━━━━━ Entries
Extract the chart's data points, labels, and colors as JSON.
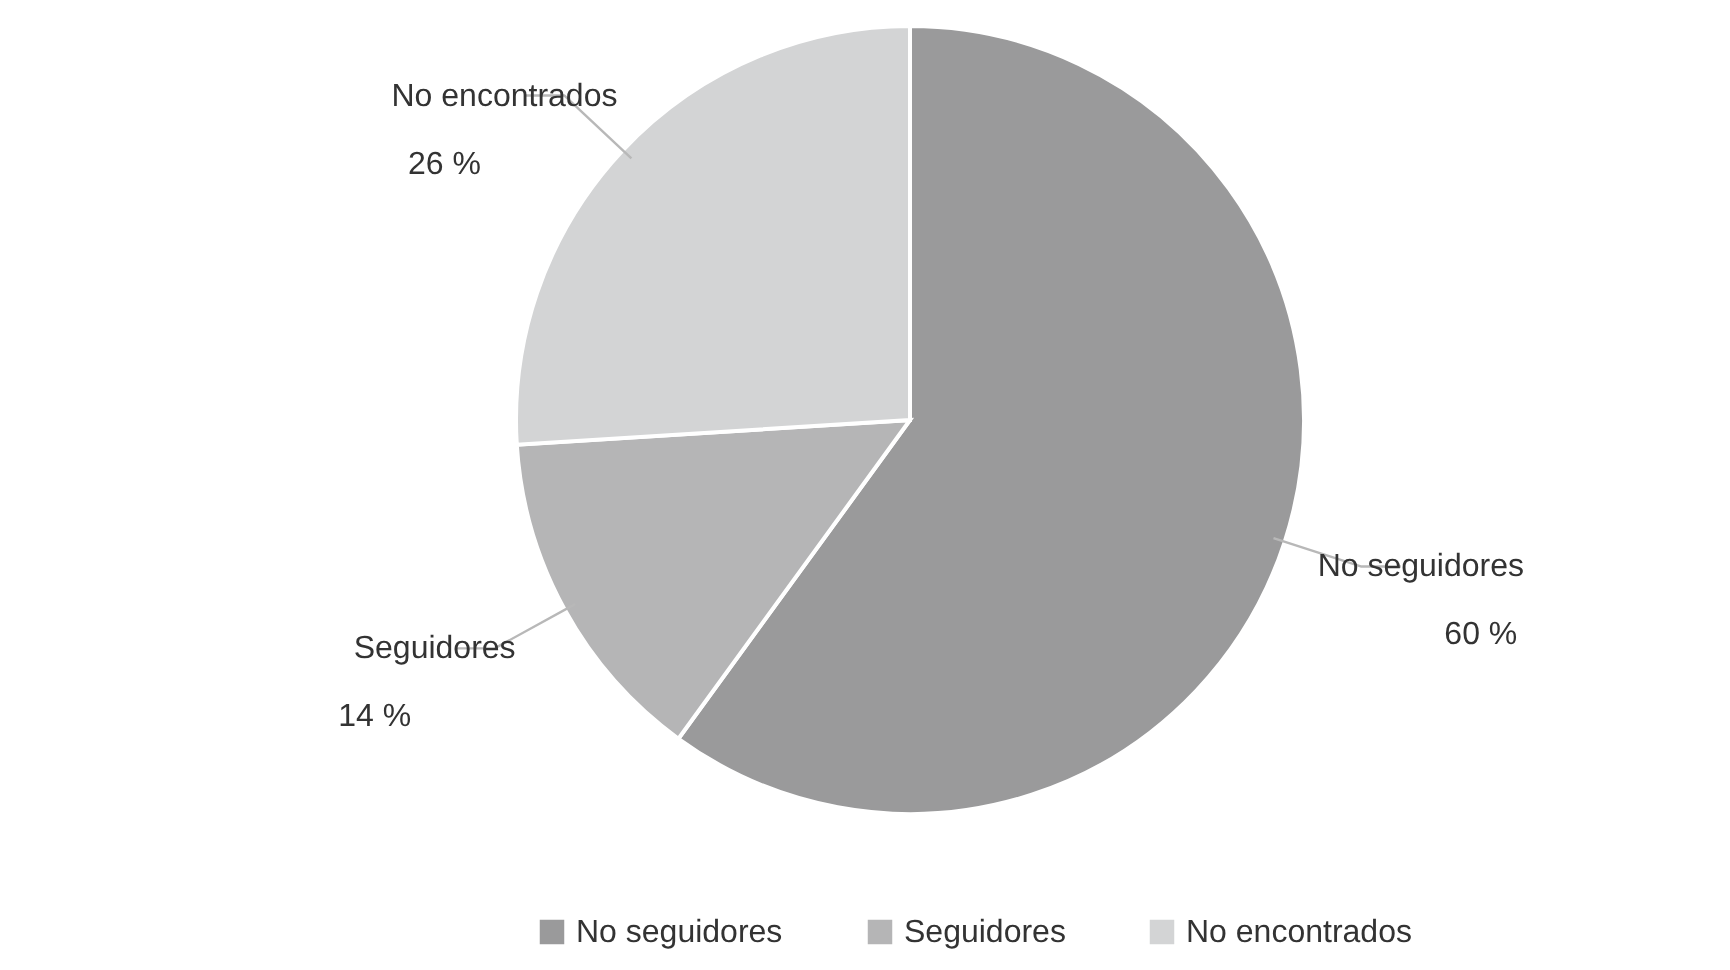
{
  "chart_data": {
    "type": "pie",
    "categories": [
      "No seguidores",
      "Seguidores",
      "No encontrados"
    ],
    "values": [
      60,
      14,
      26
    ],
    "colors": [
      "#9a9a9b",
      "#b5b5b6",
      "#d3d4d5"
    ],
    "value_labels": [
      "60 %",
      "14 %",
      "26 %"
    ],
    "legend": "bottom"
  }
}
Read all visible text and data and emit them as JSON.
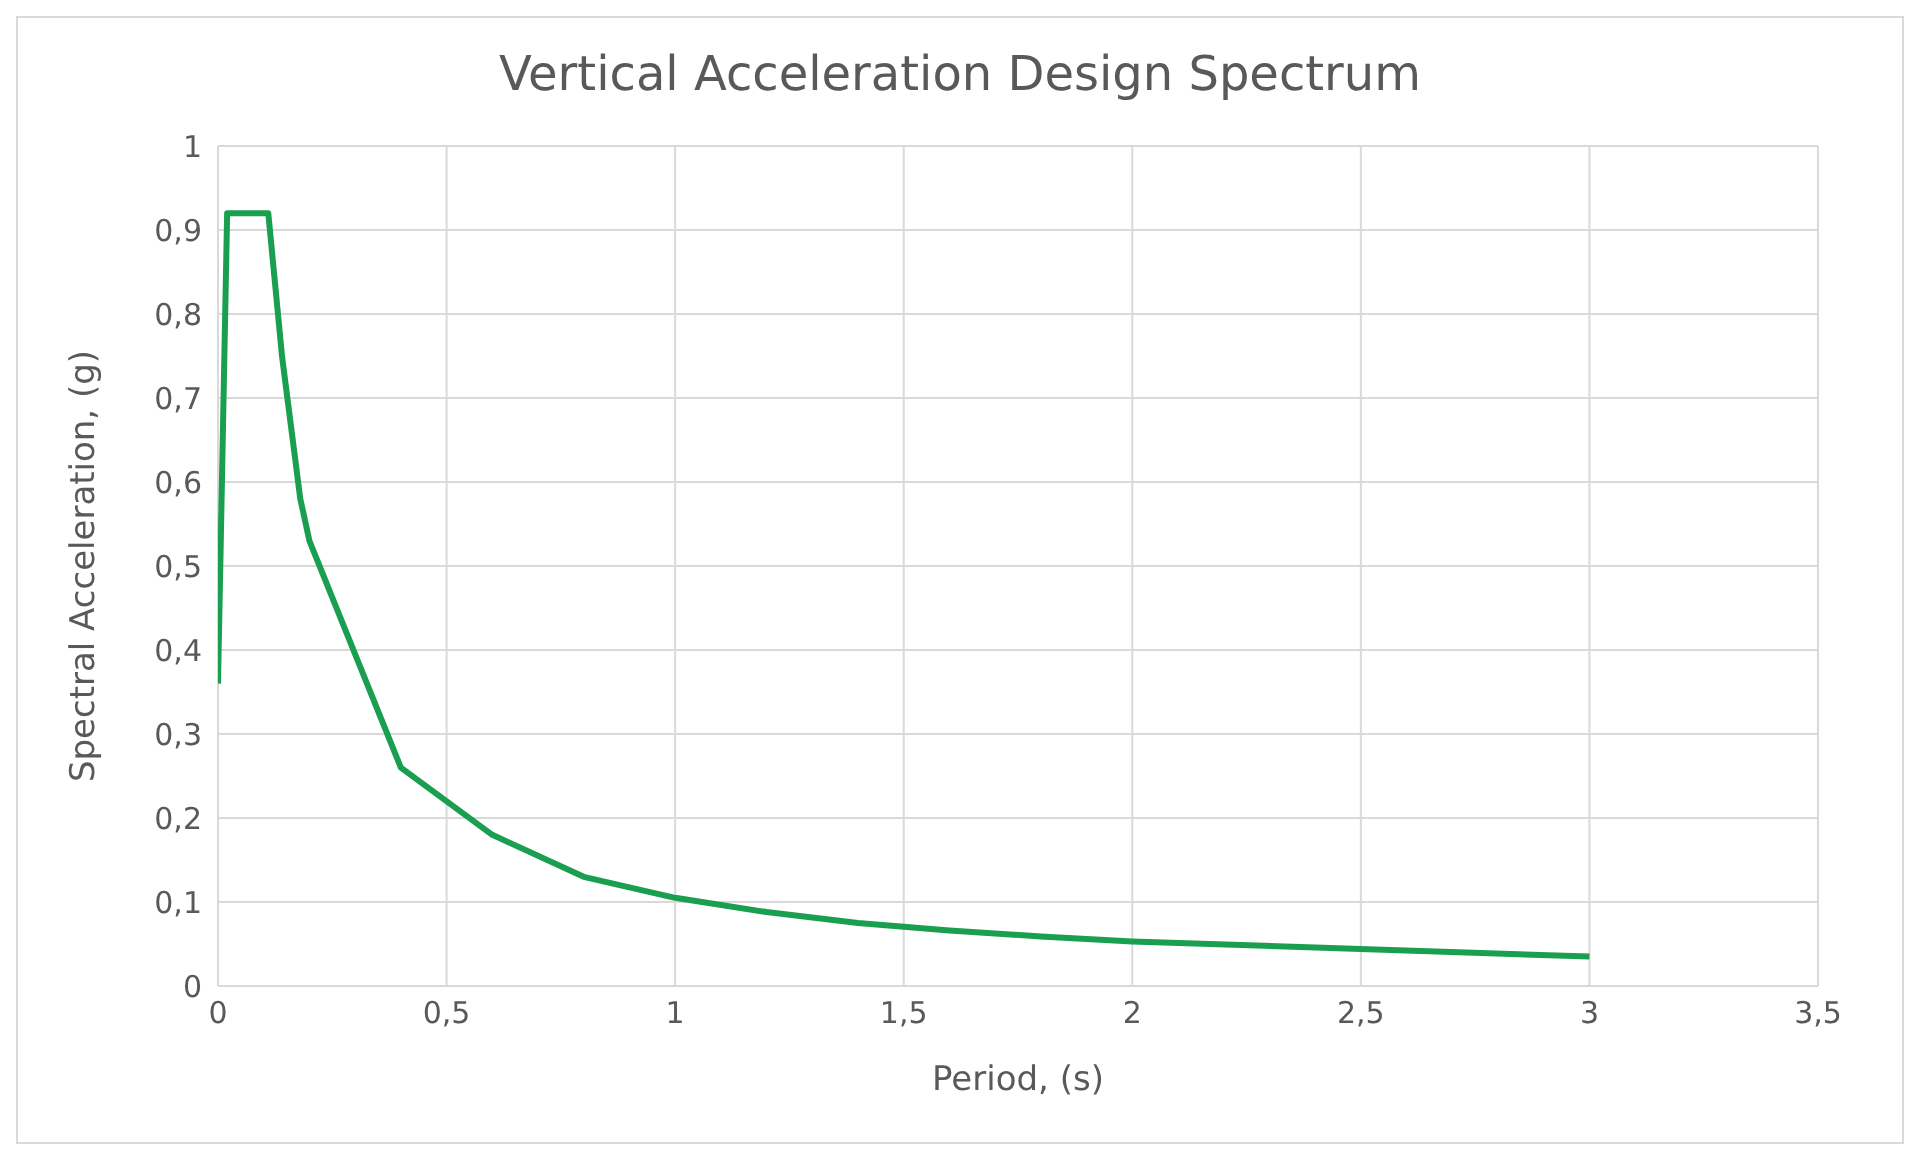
{
  "chart_data": {
    "type": "line",
    "title": "Vertical Acceleration Design Spectrum",
    "xlabel": "Period, (s)",
    "ylabel": "Spectral Acceleration, (g)",
    "x": [
      0,
      0.02,
      0.11,
      0.14,
      0.18,
      0.2,
      0.4,
      0.6,
      0.8,
      1.0,
      1.2,
      1.4,
      1.6,
      1.8,
      2.0,
      2.5,
      3.0
    ],
    "series": [
      {
        "color": "#1a9e4f",
        "values": [
          0.36,
          0.92,
          0.92,
          0.75,
          0.58,
          0.53,
          0.26,
          0.18,
          0.13,
          0.105,
          0.088,
          0.075,
          0.066,
          0.059,
          0.053,
          0.044,
          0.035
        ]
      }
    ],
    "xlim": [
      0,
      3.5
    ],
    "xticks": [
      {
        "value": 0,
        "label": "0"
      },
      {
        "value": 0.5,
        "label": "0,5"
      },
      {
        "value": 1,
        "label": "1"
      },
      {
        "value": 1.5,
        "label": "1,5"
      },
      {
        "value": 2,
        "label": "2"
      },
      {
        "value": 2.5,
        "label": "2,5"
      },
      {
        "value": 3,
        "label": "3"
      },
      {
        "value": 3.5,
        "label": "3,5"
      }
    ],
    "ylim": [
      0,
      1
    ],
    "yticks": [
      {
        "value": 0,
        "label": "0"
      },
      {
        "value": 0.1,
        "label": "0,1"
      },
      {
        "value": 0.2,
        "label": "0,2"
      },
      {
        "value": 0.3,
        "label": "0,3"
      },
      {
        "value": 0.4,
        "label": "0,4"
      },
      {
        "value": 0.5,
        "label": "0,5"
      },
      {
        "value": 0.6,
        "label": "0,6"
      },
      {
        "value": 0.7,
        "label": "0,7"
      },
      {
        "value": 0.8,
        "label": "0,8"
      },
      {
        "value": 0.9,
        "label": "0,9"
      },
      {
        "value": 1,
        "label": "1"
      }
    ],
    "grid": true,
    "legend": false,
    "marker": "none",
    "line_style": "solid"
  }
}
━━━━━━━━━━
What you return should match the records above word for word, minus the pictures.

Extract the chart's data points, labels, and colors as JSON.
{
  "chart_data": {
    "type": "pie",
    "categories": [
      "No seguidores",
      "Seguidores",
      "No encontrados"
    ],
    "values": [
      60,
      14,
      26
    ],
    "colors": [
      "#9a9a9b",
      "#b5b5b6",
      "#d3d4d5"
    ],
    "value_labels": [
      "60 %",
      "14 %",
      "26 %"
    ],
    "legend": "bottom"
  }
}
Read all visible text and data and emit them as JSON.
{
  "chart_data": {
    "type": "line",
    "title": "Vertical Acceleration Design Spectrum",
    "xlabel": "Period, (s)",
    "ylabel": "Spectral Acceleration, (g)",
    "x": [
      0,
      0.02,
      0.11,
      0.14,
      0.18,
      0.2,
      0.4,
      0.6,
      0.8,
      1.0,
      1.2,
      1.4,
      1.6,
      1.8,
      2.0,
      2.5,
      3.0
    ],
    "series": [
      {
        "color": "#1a9e4f",
        "values": [
          0.36,
          0.92,
          0.92,
          0.75,
          0.58,
          0.53,
          0.26,
          0.18,
          0.13,
          0.105,
          0.088,
          0.075,
          0.066,
          0.059,
          0.053,
          0.044,
          0.035
        ]
      }
    ],
    "xlim": [
      0,
      3.5
    ],
    "xticks": [
      {
        "value": 0,
        "label": "0"
      },
      {
        "value": 0.5,
        "label": "0,5"
      },
      {
        "value": 1,
        "label": "1"
      },
      {
        "value": 1.5,
        "label": "1,5"
      },
      {
        "value": 2,
        "label": "2"
      },
      {
        "value": 2.5,
        "label": "2,5"
      },
      {
        "value": 3,
        "label": "3"
      },
      {
        "value": 3.5,
        "label": "3,5"
      }
    ],
    "ylim": [
      0,
      1
    ],
    "yticks": [
      {
        "value": 0,
        "label": "0"
      },
      {
        "value": 0.1,
        "label": "0,1"
      },
      {
        "value": 0.2,
        "label": "0,2"
      },
      {
        "value": 0.3,
        "label": "0,3"
      },
      {
        "value": 0.4,
        "label": "0,4"
      },
      {
        "value": 0.5,
        "label": "0,5"
      },
      {
        "value": 0.6,
        "label": "0,6"
      },
      {
        "value": 0.7,
        "label": "0,7"
      },
      {
        "value": 0.8,
        "label": "0,8"
      },
      {
        "value": 0.9,
        "label": "0,9"
      },
      {
        "value": 1,
        "label": "1"
      }
    ],
    "grid": true,
    "legend": false,
    "marker": "none",
    "line_style": "solid"
  }
}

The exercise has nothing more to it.